[Stored records]
○ ○ ○ ○

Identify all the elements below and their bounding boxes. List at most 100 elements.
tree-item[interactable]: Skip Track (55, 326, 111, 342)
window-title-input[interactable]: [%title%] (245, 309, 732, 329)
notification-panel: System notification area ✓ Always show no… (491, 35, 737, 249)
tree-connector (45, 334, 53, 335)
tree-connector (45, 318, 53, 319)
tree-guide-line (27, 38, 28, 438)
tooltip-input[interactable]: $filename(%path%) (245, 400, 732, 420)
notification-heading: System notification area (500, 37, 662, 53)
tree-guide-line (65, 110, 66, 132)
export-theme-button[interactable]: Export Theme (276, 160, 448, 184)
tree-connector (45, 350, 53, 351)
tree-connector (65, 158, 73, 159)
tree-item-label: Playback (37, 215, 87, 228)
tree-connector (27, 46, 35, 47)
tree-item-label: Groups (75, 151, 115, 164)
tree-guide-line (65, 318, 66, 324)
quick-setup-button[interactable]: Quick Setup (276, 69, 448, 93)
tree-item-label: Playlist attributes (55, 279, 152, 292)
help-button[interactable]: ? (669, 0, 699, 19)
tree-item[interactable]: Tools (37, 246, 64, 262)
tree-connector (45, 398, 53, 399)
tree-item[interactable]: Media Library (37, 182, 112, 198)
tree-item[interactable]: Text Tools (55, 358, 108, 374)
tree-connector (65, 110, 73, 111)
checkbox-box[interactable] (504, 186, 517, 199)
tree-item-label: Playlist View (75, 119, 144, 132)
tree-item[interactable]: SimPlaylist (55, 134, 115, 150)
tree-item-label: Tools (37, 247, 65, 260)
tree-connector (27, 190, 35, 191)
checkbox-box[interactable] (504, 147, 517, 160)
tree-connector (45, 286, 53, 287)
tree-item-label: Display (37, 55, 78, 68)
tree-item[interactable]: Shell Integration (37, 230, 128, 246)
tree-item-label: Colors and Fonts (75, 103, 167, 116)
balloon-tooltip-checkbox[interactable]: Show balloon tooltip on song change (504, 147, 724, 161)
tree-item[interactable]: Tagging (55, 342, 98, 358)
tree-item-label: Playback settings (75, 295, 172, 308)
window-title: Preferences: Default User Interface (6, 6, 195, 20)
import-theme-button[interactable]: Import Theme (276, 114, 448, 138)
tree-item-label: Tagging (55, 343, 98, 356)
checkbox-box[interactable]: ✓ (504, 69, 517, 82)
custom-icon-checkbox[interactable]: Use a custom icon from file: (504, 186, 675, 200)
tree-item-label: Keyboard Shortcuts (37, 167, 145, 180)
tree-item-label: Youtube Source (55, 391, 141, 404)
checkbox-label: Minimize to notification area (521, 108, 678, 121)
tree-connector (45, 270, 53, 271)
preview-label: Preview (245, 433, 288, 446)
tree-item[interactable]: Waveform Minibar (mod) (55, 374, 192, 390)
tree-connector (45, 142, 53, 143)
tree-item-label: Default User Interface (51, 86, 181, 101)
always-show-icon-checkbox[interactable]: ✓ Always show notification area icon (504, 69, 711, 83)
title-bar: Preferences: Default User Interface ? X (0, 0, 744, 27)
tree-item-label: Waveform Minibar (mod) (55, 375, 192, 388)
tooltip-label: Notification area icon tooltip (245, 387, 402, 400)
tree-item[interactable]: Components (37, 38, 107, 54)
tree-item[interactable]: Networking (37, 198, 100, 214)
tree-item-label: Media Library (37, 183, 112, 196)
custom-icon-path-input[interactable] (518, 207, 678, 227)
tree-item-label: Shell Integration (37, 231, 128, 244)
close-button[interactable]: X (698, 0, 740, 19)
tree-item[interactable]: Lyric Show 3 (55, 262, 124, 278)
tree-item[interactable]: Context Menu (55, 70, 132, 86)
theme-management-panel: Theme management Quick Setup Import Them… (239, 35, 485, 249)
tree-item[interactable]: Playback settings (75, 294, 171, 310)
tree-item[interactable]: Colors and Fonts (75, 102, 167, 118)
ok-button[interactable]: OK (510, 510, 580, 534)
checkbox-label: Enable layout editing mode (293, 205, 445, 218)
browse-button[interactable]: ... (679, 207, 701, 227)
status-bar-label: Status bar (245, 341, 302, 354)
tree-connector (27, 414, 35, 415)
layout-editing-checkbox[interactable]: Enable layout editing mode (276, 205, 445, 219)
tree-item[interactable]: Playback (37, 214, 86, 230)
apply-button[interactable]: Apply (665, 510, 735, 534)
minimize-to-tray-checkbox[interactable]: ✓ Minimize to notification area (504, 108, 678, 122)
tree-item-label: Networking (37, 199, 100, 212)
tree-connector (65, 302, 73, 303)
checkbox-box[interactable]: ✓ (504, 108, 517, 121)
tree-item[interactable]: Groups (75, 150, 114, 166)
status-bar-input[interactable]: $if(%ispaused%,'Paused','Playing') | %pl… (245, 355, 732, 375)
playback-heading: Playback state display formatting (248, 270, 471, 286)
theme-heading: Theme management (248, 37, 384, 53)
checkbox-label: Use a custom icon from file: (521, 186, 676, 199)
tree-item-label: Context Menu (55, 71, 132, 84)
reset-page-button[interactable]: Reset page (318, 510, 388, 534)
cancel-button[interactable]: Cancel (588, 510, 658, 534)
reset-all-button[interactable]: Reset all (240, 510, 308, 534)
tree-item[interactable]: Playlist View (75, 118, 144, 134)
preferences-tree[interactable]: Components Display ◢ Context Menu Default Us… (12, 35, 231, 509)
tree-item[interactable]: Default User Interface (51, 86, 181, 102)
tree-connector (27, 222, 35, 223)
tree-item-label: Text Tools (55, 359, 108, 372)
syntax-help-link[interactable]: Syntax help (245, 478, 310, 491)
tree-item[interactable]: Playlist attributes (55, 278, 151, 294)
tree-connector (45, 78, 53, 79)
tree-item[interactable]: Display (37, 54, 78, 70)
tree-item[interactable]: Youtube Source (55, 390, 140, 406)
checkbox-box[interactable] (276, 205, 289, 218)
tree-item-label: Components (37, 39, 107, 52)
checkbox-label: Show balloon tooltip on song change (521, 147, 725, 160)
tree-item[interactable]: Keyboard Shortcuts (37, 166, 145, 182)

○ ○ ○ ○

_AIM_
Rewrite the stored records with "Tagging" changed to "Tag Editing" everywhere it appears, and leave every other part unchanged.

_RESULT_
Identify all the elements below and their bounding boxes. List at most 100 elements.
tree-item[interactable]: Skip Track (55, 326, 111, 342)
window-title-input[interactable]: [%title%] (245, 309, 732, 329)
notification-panel: System notification area ✓ Always show no… (491, 35, 737, 249)
tree-connector (45, 334, 53, 335)
tree-connector (45, 318, 53, 319)
tree-guide-line (27, 38, 28, 438)
tooltip-input[interactable]: $filename(%path%) (245, 400, 732, 420)
notification-heading: System notification area (500, 37, 662, 53)
tree-guide-line (65, 110, 66, 132)
export-theme-button[interactable]: Export Theme (276, 160, 448, 184)
tree-connector (45, 350, 53, 351)
tree-connector (65, 158, 73, 159)
tree-item-label: Playback (37, 215, 87, 228)
tree-connector (27, 46, 35, 47)
tree-item-label: Groups (75, 151, 115, 164)
tree-guide-line (65, 318, 66, 324)
quick-setup-button[interactable]: Quick Setup (276, 69, 448, 93)
tree-item-label: Playlist attributes (55, 279, 152, 292)
help-button[interactable]: ? (669, 0, 699, 19)
tree-item[interactable]: Tools (37, 246, 64, 262)
tree-connector (45, 398, 53, 399)
tree-item[interactable]: Media Library (37, 182, 112, 198)
tree-item[interactable]: Text Tools (55, 358, 108, 374)
tree-connector (65, 110, 73, 111)
checkbox-box[interactable] (504, 186, 517, 199)
tree-item-label: Playlist View (75, 119, 144, 132)
tree-item[interactable]: SimPlaylist (55, 134, 115, 150)
tree-item-label: Tools (37, 247, 65, 260)
tree-connector (27, 190, 35, 191)
checkbox-box[interactable] (504, 147, 517, 160)
tree-connector (45, 286, 53, 287)
tree-item-label: Display (37, 55, 78, 68)
tree-item[interactable]: Shell Integration (37, 230, 128, 246)
tree-item-label: Colors and Fonts (75, 103, 167, 116)
balloon-tooltip-checkbox[interactable]: Show balloon tooltip on song change (504, 147, 724, 161)
tree-item[interactable]: Tag Editing (55, 342, 98, 358)
tree-item-label: Playback settings (75, 295, 172, 308)
window-title: Preferences: Default User Interface (6, 6, 195, 20)
import-theme-button[interactable]: Import Theme (276, 114, 448, 138)
tree-item-label: Tag Editing (55, 343, 98, 356)
checkbox-box[interactable]: ✓ (504, 69, 517, 82)
custom-icon-checkbox[interactable]: Use a custom icon from file: (504, 186, 675, 200)
tree-item-label: Keyboard Shortcuts (37, 167, 145, 180)
tree-item-label: Youtube Source (55, 391, 141, 404)
checkbox-label: Minimize to notification area (521, 108, 678, 121)
tree-connector (45, 270, 53, 271)
preview-label: Preview (245, 433, 288, 446)
tree-item[interactable]: Waveform Minibar (mod) (55, 374, 192, 390)
tree-connector (45, 142, 53, 143)
tree-item-label: Default User Interface (51, 86, 181, 101)
always-show-icon-checkbox[interactable]: ✓ Always show notification area icon (504, 69, 711, 83)
title-bar: Preferences: Default User Interface ? X (0, 0, 744, 27)
tree-item-label: Waveform Minibar (mod) (55, 375, 192, 388)
tooltip-label: Notification area icon tooltip (245, 387, 402, 400)
tree-item[interactable]: Components (37, 38, 107, 54)
tree-item[interactable]: Networking (37, 198, 100, 214)
tree-item-label: Media Library (37, 183, 112, 196)
custom-icon-path-input[interactable] (518, 207, 678, 227)
tree-item-label: Shell Integration (37, 231, 128, 244)
close-button[interactable]: X (698, 0, 740, 19)
tree-item[interactable]: Lyric Show 3 (55, 262, 124, 278)
tree-item[interactable]: Context Menu (55, 70, 132, 86)
theme-management-panel: Theme management Quick Setup Import Them… (239, 35, 485, 249)
tree-item[interactable]: Playback settings (75, 294, 171, 310)
tree-item[interactable]: Colors and Fonts (75, 102, 167, 118)
ok-button[interactable]: OK (510, 510, 580, 534)
checkbox-label: Enable layout editing mode (293, 205, 445, 218)
browse-button[interactable]: ... (679, 207, 701, 227)
status-bar-label: Status bar (245, 341, 302, 354)
tree-connector (27, 414, 35, 415)
layout-editing-checkbox[interactable]: Enable layout editing mode (276, 205, 445, 219)
tree-item[interactable]: Playback (37, 214, 86, 230)
apply-button[interactable]: Apply (665, 510, 735, 534)
minimize-to-tray-checkbox[interactable]: ✓ Minimize to notification area (504, 108, 678, 122)
tree-item-label: Networking (37, 199, 100, 212)
tree-connector (65, 302, 73, 303)
checkbox-box[interactable]: ✓ (504, 108, 517, 121)
tree-item[interactable]: Groups (75, 150, 114, 166)
status-bar-input[interactable]: $if(%ispaused%,'Paused','Playing') | %pl… (245, 355, 732, 375)
playback-heading: Playback state display formatting (248, 270, 471, 286)
theme-heading: Theme management (248, 37, 384, 53)
checkbox-label: Use a custom icon from file: (521, 186, 676, 199)
tree-item-label: Context Menu (55, 71, 132, 84)
reset-page-button[interactable]: Reset page (318, 510, 388, 534)
cancel-button[interactable]: Cancel (588, 510, 658, 534)
reset-all-button[interactable]: Reset all (240, 510, 308, 534)
tree-item[interactable]: Playlist View (75, 118, 144, 134)
preferences-tree[interactable]: Components Display ◢ Context Menu Default Us… (12, 35, 231, 509)
tree-item[interactable]: Default User Interface (51, 86, 181, 102)
tree-connector (27, 222, 35, 223)
tree-item-label: Text Tools (55, 359, 108, 372)
syntax-help-link[interactable]: Syntax help (245, 478, 310, 491)
tree-item[interactable]: Playlist attributes (55, 278, 151, 294)
tree-connector (45, 78, 53, 79)
tree-item[interactable]: Display (37, 54, 78, 70)
tree-item[interactable]: Youtube Source (55, 390, 140, 406)
checkbox-box[interactable] (276, 205, 289, 218)
tree-item-label: Components (37, 39, 107, 52)
checkbox-label: Show balloon tooltip on song change (521, 147, 725, 160)
tree-item[interactable]: Keyboard Shortcuts (37, 166, 145, 182)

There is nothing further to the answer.